====== Dataset excerpts ======

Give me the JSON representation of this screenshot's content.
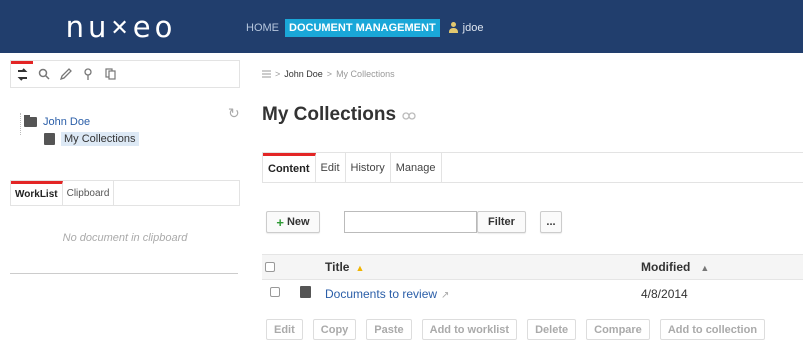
{
  "header": {
    "logo": "nu",
    "logo_mark": "✕",
    "logo_tail": "eo",
    "nav_home": "HOME",
    "nav_active": "DOCUMENT MANAGEMENT",
    "username": "jdoe"
  },
  "left": {
    "tab_icons": [
      "sync-icon",
      "search-icon",
      "tag-icon",
      "pin-icon",
      "copy-icon"
    ],
    "tree": {
      "root_label": "John Doe",
      "child_label": "My Collections"
    },
    "worklist_tabs": [
      "WorkList",
      "Clipboard"
    ],
    "empty_message": "No document in clipboard"
  },
  "main": {
    "breadcrumb": {
      "sep": ">",
      "items": [
        "John Doe",
        "My Collections"
      ]
    },
    "title": "My Collections",
    "tabs": [
      "Content",
      "Edit",
      "History",
      "Manage"
    ],
    "toolbar": {
      "new_label": "New",
      "filter_label": "Filter",
      "more_label": "...",
      "filter_value": ""
    },
    "table": {
      "headers": {
        "title": "Title",
        "modified": "Modified"
      },
      "rows": [
        {
          "title": "Documents to review",
          "modified": "4/8/2014"
        }
      ]
    },
    "actions": [
      "Edit",
      "Copy",
      "Paste",
      "Add to worklist",
      "Delete",
      "Compare",
      "Add to collection"
    ]
  },
  "colors": {
    "header_bg": "#213e6d",
    "accent": "#1aa7d8",
    "tab_indicator": "#e32525",
    "link": "#2a5ea8"
  }
}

======

● Your task
The records shown above are to be repeated exactly, with the pictures left out.

● Response below
Give me the JSON representation of this screenshot's content.
{
  "header": {
    "logo": "nu",
    "logo_mark": "✕",
    "logo_tail": "eo",
    "nav_home": "HOME",
    "nav_active": "DOCUMENT MANAGEMENT",
    "username": "jdoe"
  },
  "left": {
    "tab_icons": [
      "sync-icon",
      "search-icon",
      "tag-icon",
      "pin-icon",
      "copy-icon"
    ],
    "tree": {
      "root_label": "John Doe",
      "child_label": "My Collections"
    },
    "worklist_tabs": [
      "WorkList",
      "Clipboard"
    ],
    "empty_message": "No document in clipboard"
  },
  "main": {
    "breadcrumb": {
      "sep": ">",
      "items": [
        "John Doe",
        "My Collections"
      ]
    },
    "title": "My Collections",
    "tabs": [
      "Content",
      "Edit",
      "History",
      "Manage"
    ],
    "toolbar": {
      "new_label": "New",
      "filter_label": "Filter",
      "more_label": "...",
      "filter_value": ""
    },
    "table": {
      "headers": {
        "title": "Title",
        "modified": "Modified"
      },
      "rows": [
        {
          "title": "Documents to review",
          "modified": "4/8/2014"
        }
      ]
    },
    "actions": [
      "Edit",
      "Copy",
      "Paste",
      "Add to worklist",
      "Delete",
      "Compare",
      "Add to collection"
    ]
  },
  "colors": {
    "header_bg": "#213e6d",
    "accent": "#1aa7d8",
    "tab_indicator": "#e32525",
    "link": "#2a5ea8"
  }
}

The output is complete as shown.